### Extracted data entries
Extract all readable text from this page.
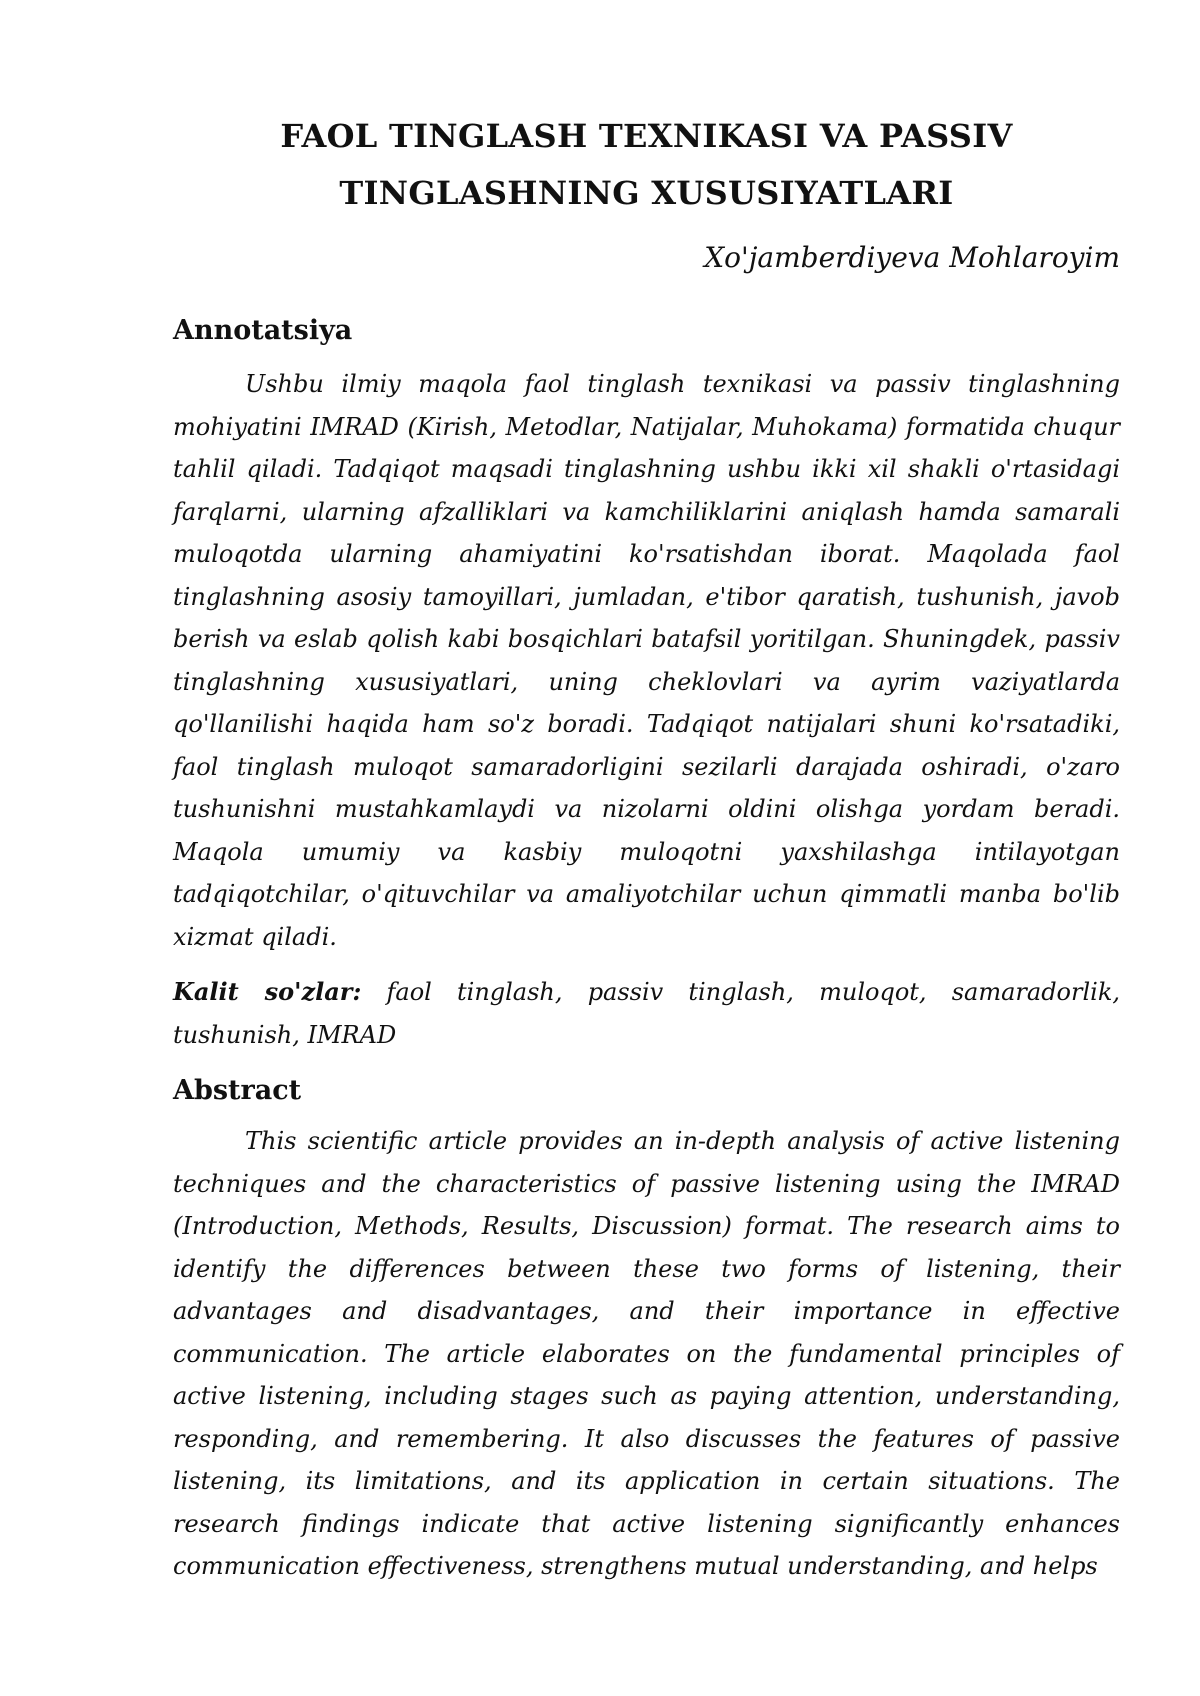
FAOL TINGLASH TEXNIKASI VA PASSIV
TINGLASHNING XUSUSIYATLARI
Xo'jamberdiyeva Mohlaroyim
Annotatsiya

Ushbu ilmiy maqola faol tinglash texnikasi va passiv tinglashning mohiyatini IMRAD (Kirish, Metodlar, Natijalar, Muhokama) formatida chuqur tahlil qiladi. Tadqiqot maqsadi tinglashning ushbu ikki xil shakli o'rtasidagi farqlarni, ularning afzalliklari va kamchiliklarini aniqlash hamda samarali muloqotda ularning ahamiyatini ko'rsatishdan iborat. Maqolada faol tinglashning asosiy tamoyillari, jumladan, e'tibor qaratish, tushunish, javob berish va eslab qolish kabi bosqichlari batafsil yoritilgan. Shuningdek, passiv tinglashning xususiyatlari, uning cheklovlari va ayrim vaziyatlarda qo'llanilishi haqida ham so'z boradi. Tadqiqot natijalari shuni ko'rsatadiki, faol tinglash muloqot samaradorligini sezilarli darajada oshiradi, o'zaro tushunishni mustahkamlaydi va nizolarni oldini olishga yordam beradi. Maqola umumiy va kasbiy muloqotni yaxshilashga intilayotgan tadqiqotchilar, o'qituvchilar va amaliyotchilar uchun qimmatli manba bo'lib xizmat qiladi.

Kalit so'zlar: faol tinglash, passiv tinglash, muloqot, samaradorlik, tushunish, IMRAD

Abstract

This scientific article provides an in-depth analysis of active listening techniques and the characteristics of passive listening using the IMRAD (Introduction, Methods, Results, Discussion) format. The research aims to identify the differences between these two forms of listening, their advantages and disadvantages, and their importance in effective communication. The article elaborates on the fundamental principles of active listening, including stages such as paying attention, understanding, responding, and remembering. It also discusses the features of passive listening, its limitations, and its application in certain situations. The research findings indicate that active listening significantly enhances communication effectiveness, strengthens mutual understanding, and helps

---

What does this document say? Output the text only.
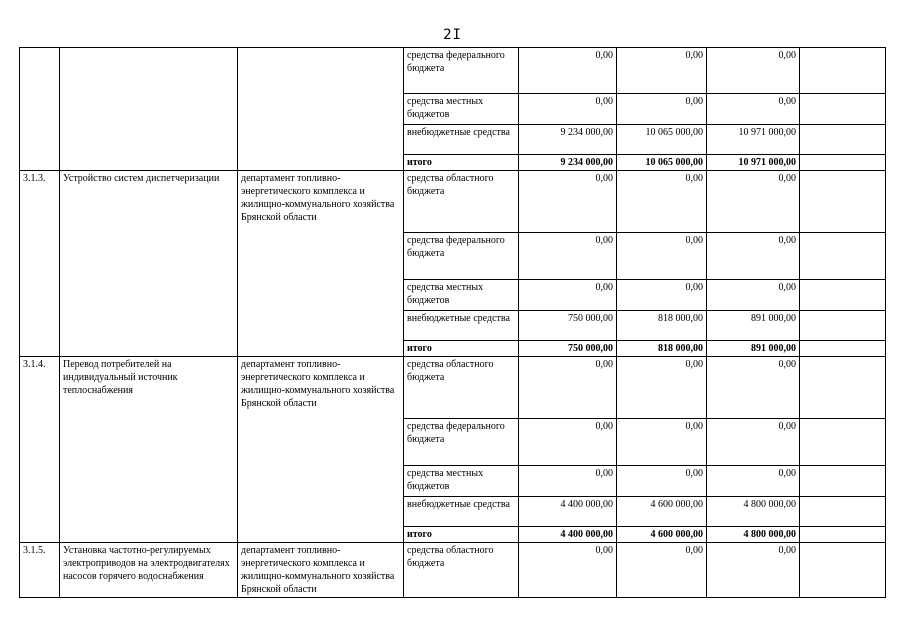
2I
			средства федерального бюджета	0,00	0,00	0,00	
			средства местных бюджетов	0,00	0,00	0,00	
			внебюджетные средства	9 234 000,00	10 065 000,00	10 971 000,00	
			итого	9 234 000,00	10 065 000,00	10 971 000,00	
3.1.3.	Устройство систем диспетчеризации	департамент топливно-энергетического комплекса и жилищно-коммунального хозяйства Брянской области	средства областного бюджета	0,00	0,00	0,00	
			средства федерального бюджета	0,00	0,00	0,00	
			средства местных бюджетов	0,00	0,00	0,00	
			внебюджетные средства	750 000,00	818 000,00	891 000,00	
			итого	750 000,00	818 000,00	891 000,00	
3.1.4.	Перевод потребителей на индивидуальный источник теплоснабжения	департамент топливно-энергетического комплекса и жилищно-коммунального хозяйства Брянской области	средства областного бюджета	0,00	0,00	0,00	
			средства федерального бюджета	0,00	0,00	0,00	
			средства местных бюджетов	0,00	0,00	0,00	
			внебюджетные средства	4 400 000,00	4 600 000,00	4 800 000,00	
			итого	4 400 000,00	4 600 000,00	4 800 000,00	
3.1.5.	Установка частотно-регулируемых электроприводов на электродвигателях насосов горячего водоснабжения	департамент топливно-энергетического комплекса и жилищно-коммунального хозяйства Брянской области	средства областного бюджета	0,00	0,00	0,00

### WRITTEN TASK
What is the number of lines above that contain the string "департамент"? Answer with the number alone.

### ANSWER TO THE TASK
3